►

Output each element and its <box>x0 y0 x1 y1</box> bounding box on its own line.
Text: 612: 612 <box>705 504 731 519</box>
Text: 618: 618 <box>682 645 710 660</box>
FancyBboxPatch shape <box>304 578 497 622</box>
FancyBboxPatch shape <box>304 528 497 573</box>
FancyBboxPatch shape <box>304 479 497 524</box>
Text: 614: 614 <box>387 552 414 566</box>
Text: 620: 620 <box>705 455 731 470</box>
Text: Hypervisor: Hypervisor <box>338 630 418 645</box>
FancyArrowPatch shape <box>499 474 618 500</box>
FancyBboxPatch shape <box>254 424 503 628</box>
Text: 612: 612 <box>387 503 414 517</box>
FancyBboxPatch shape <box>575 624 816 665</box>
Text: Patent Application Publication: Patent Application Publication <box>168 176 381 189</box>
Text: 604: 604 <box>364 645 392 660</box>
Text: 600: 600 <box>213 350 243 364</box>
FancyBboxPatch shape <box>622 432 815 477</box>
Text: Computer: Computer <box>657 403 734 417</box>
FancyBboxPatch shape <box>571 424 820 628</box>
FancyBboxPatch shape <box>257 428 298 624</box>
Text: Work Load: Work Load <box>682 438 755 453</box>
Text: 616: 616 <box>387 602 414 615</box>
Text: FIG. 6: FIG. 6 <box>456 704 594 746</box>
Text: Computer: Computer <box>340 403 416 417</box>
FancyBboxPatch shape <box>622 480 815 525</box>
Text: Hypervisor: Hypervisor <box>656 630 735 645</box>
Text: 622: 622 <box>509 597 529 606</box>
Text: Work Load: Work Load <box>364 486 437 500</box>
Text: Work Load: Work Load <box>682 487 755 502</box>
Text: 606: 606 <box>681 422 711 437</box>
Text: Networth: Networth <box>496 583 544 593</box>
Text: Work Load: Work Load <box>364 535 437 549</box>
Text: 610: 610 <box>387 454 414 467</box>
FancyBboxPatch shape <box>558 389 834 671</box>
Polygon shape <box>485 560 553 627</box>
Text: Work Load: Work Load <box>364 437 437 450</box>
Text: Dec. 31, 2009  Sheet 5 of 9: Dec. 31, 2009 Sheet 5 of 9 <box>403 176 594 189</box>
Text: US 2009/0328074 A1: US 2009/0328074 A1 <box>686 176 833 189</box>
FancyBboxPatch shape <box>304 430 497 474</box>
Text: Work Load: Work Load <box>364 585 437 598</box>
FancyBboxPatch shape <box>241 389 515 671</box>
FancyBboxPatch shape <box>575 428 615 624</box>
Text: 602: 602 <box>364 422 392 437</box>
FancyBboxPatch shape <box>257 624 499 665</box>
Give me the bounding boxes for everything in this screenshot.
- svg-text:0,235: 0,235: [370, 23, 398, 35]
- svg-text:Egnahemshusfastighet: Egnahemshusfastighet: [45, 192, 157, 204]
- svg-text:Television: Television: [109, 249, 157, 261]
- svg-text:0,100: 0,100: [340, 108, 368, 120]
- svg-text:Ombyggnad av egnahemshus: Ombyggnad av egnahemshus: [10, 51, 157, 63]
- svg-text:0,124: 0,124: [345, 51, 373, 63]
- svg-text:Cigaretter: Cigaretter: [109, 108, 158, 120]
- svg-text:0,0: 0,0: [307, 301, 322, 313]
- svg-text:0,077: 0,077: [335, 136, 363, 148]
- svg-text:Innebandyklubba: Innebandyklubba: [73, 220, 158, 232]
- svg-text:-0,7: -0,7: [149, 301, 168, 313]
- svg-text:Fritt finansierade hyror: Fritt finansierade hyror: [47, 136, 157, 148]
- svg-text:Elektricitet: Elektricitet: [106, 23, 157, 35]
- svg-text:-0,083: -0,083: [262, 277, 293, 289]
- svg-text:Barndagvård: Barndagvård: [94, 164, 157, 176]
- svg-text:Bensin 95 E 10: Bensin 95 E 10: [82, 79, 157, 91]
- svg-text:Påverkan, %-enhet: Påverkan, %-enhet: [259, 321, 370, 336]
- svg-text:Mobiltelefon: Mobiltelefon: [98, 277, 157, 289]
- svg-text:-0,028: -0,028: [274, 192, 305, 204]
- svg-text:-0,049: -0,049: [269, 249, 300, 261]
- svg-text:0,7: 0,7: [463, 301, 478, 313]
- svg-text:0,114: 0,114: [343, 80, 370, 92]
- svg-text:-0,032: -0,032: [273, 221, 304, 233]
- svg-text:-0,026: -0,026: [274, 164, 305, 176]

◄

• _PROBLEM REQUIREMENTS_
Copy verbatim the stretch of the data above, from its first line through the line containing "Text: Patent Application".

• _RESULT OF THIS EXERCISE_
Output each element and its <box>x0 y0 x1 y1</box> bounding box on its own line.
Text: 612: 612 <box>705 504 731 519</box>
Text: 618: 618 <box>682 645 710 660</box>
FancyBboxPatch shape <box>304 578 497 622</box>
FancyBboxPatch shape <box>304 528 497 573</box>
FancyBboxPatch shape <box>304 479 497 524</box>
Text: 614: 614 <box>387 552 414 566</box>
Text: 620: 620 <box>705 455 731 470</box>
Text: Hypervisor: Hypervisor <box>338 630 418 645</box>
FancyArrowPatch shape <box>499 474 618 500</box>
FancyBboxPatch shape <box>254 424 503 628</box>
Text: 612: 612 <box>387 503 414 517</box>
FancyBboxPatch shape <box>575 624 816 665</box>
Text: Patent Application Publication: Patent Application Publication <box>168 176 381 189</box>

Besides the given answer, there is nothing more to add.